■ **EXERCISE DETAILS**:
Where does the string "name" appear in the records? Copy every line that contains it.

■ **DATASET RECORDS**:
* * * * * * * * *

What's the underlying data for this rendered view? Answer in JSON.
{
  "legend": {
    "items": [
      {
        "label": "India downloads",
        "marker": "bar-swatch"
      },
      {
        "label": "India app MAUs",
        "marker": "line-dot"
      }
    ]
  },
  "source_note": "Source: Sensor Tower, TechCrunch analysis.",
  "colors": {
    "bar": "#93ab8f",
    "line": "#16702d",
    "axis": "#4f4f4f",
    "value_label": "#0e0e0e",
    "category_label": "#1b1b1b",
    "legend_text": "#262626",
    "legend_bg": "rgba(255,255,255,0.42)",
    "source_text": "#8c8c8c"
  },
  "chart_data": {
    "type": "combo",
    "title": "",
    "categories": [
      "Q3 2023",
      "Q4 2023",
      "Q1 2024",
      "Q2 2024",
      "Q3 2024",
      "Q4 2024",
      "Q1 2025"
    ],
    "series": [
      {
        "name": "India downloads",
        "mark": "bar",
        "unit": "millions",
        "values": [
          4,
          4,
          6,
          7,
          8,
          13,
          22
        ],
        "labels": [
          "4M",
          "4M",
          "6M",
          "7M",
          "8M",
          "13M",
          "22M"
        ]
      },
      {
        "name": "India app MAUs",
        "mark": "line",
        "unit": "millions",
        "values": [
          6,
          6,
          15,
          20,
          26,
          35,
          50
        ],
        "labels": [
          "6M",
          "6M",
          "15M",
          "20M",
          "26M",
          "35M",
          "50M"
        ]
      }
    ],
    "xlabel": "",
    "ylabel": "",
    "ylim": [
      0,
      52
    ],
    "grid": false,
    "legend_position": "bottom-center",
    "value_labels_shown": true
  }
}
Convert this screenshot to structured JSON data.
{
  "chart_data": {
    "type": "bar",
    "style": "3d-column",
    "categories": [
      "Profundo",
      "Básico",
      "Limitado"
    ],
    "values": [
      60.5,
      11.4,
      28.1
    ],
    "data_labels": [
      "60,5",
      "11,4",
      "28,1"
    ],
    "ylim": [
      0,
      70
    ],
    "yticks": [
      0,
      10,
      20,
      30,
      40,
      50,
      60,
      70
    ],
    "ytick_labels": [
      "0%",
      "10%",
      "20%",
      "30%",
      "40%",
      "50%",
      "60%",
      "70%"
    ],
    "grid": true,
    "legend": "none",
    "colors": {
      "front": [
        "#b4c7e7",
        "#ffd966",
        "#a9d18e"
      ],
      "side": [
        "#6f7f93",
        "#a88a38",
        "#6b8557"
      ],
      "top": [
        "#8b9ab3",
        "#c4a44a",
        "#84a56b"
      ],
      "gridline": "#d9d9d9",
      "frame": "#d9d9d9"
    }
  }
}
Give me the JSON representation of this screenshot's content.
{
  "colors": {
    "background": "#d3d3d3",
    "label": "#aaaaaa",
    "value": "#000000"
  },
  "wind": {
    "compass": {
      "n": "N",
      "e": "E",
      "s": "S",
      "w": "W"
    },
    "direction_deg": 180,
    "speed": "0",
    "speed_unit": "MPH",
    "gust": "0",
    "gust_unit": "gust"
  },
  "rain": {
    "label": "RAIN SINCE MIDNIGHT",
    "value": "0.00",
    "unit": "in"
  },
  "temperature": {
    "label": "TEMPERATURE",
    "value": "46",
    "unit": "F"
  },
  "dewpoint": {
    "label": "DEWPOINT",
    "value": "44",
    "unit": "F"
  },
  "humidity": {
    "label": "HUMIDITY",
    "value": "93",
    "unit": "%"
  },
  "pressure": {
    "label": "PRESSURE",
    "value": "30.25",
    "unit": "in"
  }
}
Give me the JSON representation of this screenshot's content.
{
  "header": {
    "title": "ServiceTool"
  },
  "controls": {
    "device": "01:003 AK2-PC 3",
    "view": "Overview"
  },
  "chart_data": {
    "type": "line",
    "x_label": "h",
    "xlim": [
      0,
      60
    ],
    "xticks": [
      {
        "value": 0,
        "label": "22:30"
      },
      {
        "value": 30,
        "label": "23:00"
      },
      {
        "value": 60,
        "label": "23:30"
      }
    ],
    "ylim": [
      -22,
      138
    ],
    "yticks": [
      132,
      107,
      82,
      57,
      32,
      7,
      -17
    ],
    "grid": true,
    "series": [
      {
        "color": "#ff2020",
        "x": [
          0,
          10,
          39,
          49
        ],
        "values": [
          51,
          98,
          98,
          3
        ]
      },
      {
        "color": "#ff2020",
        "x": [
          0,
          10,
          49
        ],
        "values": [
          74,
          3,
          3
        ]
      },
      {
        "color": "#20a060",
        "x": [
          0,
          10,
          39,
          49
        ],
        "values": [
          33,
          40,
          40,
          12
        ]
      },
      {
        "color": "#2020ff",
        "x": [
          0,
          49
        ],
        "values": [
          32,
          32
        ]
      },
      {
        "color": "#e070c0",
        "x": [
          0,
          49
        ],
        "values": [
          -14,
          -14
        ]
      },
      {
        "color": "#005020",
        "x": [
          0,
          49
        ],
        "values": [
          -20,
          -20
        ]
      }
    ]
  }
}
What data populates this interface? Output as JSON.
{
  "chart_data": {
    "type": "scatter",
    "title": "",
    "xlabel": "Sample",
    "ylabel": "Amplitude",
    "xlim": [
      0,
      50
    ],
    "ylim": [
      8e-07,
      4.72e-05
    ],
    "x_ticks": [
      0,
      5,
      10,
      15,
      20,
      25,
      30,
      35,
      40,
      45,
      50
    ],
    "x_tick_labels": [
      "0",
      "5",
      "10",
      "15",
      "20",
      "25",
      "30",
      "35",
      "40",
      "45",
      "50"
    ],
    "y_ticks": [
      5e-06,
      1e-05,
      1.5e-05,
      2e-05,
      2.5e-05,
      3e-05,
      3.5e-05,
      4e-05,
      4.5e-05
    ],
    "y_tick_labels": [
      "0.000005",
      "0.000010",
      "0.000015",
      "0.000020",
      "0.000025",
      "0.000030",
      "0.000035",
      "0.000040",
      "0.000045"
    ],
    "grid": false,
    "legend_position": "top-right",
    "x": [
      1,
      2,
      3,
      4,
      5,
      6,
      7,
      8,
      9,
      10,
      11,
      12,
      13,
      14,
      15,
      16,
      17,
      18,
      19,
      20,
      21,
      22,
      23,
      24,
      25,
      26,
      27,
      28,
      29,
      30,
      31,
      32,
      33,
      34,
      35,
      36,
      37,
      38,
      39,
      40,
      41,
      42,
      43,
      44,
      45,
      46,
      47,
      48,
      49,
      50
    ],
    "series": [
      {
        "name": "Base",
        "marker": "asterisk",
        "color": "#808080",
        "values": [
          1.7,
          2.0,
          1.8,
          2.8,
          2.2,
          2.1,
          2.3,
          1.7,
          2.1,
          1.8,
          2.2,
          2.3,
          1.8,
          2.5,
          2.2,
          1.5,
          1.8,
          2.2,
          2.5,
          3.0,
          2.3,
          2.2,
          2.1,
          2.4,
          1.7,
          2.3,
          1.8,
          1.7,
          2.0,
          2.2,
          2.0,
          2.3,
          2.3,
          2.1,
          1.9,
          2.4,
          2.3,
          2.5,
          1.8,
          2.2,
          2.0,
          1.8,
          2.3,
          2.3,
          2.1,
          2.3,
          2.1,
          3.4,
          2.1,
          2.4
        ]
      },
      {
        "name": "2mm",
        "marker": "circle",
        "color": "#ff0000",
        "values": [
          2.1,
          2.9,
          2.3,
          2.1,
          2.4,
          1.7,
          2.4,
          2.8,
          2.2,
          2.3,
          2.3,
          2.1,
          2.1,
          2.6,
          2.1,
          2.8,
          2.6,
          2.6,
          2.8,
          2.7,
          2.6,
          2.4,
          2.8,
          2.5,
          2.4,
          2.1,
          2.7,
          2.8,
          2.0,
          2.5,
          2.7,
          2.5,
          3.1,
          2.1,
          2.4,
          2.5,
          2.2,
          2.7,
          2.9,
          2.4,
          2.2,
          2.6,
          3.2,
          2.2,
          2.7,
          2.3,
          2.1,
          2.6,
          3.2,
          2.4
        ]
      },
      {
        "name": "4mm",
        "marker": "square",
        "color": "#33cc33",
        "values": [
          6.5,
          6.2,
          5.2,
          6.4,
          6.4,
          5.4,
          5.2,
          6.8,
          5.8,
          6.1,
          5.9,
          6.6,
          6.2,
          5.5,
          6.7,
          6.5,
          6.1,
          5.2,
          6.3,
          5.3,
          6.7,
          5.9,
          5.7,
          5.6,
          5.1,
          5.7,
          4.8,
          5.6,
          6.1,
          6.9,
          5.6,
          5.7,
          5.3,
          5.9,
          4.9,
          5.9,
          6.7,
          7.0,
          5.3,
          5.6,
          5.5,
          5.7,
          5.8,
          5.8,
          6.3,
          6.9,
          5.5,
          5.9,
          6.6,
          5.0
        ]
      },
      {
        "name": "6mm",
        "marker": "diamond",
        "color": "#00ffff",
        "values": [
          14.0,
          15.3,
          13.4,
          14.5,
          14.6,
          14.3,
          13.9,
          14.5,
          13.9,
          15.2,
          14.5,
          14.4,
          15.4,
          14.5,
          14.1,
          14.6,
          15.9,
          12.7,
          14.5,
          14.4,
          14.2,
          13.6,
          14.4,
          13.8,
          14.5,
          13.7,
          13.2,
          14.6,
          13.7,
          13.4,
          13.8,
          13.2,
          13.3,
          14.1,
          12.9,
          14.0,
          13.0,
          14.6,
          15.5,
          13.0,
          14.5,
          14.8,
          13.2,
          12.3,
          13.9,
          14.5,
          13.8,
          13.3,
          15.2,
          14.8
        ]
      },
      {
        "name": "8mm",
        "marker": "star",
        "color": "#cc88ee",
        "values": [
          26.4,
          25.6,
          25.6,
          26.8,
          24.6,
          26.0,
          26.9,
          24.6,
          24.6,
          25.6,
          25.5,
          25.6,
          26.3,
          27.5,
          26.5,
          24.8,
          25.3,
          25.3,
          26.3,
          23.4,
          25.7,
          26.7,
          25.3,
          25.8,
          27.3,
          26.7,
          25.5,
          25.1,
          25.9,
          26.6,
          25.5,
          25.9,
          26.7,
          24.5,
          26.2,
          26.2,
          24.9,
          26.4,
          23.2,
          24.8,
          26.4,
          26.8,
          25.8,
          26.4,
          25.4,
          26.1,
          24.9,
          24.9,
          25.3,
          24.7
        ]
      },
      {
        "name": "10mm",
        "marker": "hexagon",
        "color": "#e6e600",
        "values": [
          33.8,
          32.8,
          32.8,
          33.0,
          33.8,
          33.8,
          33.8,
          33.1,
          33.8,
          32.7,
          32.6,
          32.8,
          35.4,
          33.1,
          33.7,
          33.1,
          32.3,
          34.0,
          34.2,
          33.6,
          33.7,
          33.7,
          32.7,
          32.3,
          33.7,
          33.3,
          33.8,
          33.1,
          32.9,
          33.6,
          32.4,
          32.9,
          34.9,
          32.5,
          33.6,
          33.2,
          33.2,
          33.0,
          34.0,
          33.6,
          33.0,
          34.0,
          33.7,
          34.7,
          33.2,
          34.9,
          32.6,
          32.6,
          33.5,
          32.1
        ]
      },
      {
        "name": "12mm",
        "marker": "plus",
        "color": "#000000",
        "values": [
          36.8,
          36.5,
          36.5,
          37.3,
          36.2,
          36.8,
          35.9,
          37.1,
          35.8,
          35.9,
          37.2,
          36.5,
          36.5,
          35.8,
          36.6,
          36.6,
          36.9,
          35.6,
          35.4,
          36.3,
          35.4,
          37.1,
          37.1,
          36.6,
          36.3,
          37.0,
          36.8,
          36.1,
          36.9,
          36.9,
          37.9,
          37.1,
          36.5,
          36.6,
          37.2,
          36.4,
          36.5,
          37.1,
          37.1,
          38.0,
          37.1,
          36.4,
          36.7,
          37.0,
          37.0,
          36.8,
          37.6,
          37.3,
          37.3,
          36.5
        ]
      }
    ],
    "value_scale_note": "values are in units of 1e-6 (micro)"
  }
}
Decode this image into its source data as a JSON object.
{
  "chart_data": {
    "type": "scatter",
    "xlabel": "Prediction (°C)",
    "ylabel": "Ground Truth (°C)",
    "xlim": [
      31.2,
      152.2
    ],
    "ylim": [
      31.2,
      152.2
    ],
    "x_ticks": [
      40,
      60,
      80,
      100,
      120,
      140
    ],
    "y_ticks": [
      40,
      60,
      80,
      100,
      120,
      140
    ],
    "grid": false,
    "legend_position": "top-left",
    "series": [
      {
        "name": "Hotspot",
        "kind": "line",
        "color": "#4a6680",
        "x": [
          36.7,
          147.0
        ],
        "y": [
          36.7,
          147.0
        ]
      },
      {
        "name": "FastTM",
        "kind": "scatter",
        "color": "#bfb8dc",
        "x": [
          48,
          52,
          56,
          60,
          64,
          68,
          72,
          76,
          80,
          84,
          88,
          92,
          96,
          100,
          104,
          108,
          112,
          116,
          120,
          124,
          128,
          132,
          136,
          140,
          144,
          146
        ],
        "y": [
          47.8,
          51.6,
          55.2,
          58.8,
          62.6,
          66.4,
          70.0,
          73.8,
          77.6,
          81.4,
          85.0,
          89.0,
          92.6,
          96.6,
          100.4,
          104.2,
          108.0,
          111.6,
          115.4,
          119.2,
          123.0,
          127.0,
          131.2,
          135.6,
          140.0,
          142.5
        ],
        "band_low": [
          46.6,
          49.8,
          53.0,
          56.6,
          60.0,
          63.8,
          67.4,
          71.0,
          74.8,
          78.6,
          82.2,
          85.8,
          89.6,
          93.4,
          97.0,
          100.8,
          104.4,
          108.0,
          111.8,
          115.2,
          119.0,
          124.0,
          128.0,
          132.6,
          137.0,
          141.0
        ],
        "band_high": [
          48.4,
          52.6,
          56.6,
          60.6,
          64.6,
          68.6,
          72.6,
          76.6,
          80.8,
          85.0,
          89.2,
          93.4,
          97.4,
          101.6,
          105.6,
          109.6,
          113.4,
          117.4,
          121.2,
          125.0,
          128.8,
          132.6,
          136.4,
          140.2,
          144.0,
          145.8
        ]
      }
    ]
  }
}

* * * * * * * * *

■ **ANSWER TO THE EXERCISE**:
        "name": "India downloads",
        "name": "India app MAUs",
        "name": "Base",
        "name": "2mm",
        "name": "4mm",
        "name": "6mm",
        "name": "8mm",
        "name": "10mm",
        "name": "12mm",
        "name": "Hotspot",
        "name": "FastTM",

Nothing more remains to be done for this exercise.